**Exercise instructions:** In the interview on starting and running a business, why does the interviewee call overcoming these challenges "a challenge in itself"? Answer in one to three sentences.

**Source text:**
What would you say are the key elements for starting and running a successful business?

For me, it was all about having a clear plan about the products/services each of my businesses was to focus on and a clear target market. Without clarity, there is no direction. Without direction, you have no destination. I once read a quote that has stuck with me and always reminds me what is missing when I find myself stuck, or in a rut.

“Clarity has purpose and strength and brings with it the undeniable ability to move forthwith into our chosen direction.”

This is when I stop, reflect, refocus and gain the clarity I need to move forward.

Photographed by: STUDIO 49 / TONY PALLISER 2021

What are the three biggest challenges you have faced growing the business and how did you overcome them?

I think there are always different challenges at different times. When I first started my business, my biggest challenge was getting my foot in the door and getting people to take a chance on me, particularly if I was completely unknown to them.

Another challenge for me was not selling myself short or undercutting myself just to get a job – you have to know your worth and be able to sell that to a prospective client.

Overcoming these challenges was a challenge in itself as it largely came down to believing in myself and not taking the knockbacks and lost contracts personally.

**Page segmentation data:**
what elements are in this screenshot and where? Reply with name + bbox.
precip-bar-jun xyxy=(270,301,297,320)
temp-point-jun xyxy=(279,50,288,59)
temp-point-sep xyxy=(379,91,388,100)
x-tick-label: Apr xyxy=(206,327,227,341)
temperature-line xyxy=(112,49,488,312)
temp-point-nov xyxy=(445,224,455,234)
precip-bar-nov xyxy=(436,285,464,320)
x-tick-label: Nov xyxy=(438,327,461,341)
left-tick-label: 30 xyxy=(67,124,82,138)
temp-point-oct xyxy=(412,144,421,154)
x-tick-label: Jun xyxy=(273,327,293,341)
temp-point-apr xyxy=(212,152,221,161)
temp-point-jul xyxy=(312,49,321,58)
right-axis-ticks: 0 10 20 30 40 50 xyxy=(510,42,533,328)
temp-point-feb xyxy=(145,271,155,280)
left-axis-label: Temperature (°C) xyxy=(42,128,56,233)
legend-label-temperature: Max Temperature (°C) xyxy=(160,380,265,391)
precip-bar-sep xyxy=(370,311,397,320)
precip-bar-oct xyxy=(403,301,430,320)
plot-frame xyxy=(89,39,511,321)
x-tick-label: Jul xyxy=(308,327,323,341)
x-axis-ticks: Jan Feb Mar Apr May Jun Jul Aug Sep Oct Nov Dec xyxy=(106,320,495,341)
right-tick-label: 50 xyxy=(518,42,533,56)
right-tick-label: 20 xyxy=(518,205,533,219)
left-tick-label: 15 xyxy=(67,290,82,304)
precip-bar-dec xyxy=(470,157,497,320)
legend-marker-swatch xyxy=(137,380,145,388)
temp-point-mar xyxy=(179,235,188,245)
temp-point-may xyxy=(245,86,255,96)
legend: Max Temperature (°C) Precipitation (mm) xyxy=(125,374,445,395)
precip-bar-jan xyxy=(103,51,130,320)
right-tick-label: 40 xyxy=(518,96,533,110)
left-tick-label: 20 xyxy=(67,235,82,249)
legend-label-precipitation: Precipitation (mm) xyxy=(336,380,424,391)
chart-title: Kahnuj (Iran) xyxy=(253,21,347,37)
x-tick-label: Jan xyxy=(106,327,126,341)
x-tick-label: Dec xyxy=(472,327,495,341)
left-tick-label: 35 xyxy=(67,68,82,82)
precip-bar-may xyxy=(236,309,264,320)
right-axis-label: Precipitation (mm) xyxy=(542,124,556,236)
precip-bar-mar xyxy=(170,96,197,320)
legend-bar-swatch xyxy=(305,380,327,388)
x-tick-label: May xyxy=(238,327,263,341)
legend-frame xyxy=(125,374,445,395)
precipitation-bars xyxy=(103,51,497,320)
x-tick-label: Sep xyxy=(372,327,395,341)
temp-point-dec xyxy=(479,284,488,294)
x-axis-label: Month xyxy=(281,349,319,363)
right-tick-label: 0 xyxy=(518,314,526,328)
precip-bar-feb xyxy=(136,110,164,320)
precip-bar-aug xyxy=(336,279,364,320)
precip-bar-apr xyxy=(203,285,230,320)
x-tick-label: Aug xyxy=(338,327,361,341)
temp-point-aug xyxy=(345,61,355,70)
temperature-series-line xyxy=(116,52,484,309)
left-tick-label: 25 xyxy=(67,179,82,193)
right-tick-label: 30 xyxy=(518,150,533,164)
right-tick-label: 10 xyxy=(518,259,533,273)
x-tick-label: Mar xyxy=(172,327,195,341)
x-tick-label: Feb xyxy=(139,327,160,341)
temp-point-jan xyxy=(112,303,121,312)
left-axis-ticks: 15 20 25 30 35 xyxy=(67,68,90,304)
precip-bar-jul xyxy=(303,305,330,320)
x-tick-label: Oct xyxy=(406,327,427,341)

**Task solution:** Overcoming them largely came down to believing in oneself. It also meant not taking the knockbacks and lost contracts personally.